[Stored data entries]
========================================================================
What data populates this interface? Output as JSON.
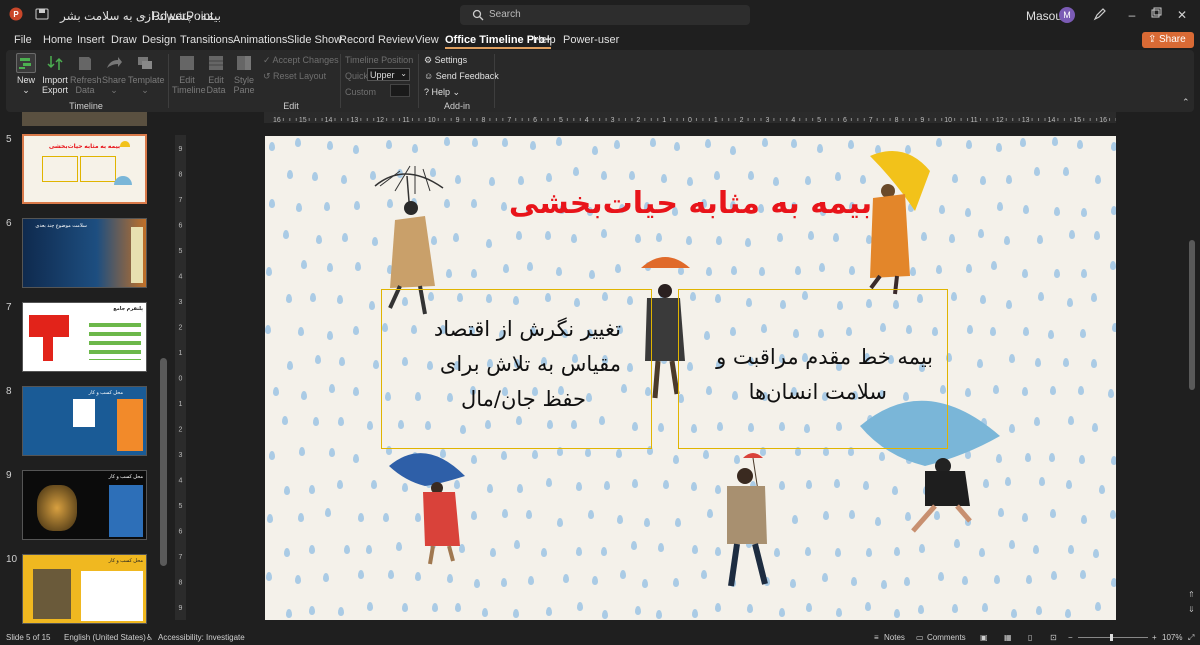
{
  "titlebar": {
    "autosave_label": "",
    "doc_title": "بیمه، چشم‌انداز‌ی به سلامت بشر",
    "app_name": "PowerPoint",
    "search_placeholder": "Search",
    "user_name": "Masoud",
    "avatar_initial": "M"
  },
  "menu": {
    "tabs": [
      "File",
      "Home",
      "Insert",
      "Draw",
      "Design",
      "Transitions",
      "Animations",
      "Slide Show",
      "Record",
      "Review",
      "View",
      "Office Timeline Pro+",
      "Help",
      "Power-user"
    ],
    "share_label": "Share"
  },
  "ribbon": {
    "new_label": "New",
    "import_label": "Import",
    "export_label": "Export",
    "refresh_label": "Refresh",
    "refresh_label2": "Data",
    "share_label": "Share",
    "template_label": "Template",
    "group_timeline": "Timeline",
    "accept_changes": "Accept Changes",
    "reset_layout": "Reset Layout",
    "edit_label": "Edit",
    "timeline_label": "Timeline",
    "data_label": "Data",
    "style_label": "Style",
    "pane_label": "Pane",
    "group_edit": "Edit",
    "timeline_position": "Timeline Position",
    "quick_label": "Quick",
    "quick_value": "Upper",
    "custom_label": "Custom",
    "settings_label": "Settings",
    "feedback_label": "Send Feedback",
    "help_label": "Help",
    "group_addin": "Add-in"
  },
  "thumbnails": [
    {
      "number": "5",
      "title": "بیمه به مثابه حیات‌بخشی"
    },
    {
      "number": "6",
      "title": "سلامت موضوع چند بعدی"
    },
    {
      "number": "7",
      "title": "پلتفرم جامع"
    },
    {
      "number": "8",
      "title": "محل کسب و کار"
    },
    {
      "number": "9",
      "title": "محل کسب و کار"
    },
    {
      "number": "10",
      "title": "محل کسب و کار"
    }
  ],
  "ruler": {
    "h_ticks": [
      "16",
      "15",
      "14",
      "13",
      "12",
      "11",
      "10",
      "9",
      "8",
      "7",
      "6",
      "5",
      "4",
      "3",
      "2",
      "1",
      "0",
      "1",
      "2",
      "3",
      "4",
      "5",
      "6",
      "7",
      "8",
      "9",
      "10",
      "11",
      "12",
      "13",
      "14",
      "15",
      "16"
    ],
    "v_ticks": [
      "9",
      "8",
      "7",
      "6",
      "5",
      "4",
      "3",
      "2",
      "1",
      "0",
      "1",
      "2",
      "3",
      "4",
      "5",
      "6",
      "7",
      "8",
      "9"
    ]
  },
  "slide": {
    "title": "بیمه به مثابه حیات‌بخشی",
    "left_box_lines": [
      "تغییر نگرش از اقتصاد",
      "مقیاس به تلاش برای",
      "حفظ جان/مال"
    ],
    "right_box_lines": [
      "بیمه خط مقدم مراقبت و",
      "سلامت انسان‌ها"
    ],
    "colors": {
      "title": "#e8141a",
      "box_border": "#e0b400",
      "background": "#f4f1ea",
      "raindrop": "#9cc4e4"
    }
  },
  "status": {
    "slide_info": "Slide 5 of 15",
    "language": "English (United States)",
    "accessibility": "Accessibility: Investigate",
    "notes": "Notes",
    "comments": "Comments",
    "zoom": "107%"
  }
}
========================================================================
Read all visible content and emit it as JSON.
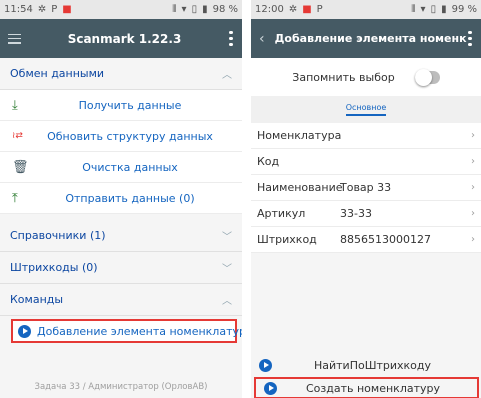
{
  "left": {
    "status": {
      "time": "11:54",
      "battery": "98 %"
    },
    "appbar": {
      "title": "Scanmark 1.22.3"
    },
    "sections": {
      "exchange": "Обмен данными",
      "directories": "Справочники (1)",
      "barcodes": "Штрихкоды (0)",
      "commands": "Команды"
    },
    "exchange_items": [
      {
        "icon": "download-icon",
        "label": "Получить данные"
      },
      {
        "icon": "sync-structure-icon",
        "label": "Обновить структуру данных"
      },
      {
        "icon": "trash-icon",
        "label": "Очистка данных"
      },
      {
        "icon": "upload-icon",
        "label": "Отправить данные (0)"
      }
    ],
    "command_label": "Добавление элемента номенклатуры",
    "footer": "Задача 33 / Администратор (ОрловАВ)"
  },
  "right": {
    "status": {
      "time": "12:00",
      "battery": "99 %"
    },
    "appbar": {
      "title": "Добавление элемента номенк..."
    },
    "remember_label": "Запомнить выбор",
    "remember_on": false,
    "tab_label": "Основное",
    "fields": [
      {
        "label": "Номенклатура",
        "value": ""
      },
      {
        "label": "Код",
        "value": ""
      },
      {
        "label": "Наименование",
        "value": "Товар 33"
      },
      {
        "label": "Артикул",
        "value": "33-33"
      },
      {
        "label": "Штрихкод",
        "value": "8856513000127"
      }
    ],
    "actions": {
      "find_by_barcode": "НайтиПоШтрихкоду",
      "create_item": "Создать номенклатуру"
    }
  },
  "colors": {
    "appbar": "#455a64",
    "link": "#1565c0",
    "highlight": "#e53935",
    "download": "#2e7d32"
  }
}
========================================================================
WHAT THE TASK REQUIRES =>
From the entries above, copy every line containing the word "элемента".

TASK OUTPUT =>
    "command_label": "Добавление элемента номенклатуры",
      "title": "Добавление элемента номенк..."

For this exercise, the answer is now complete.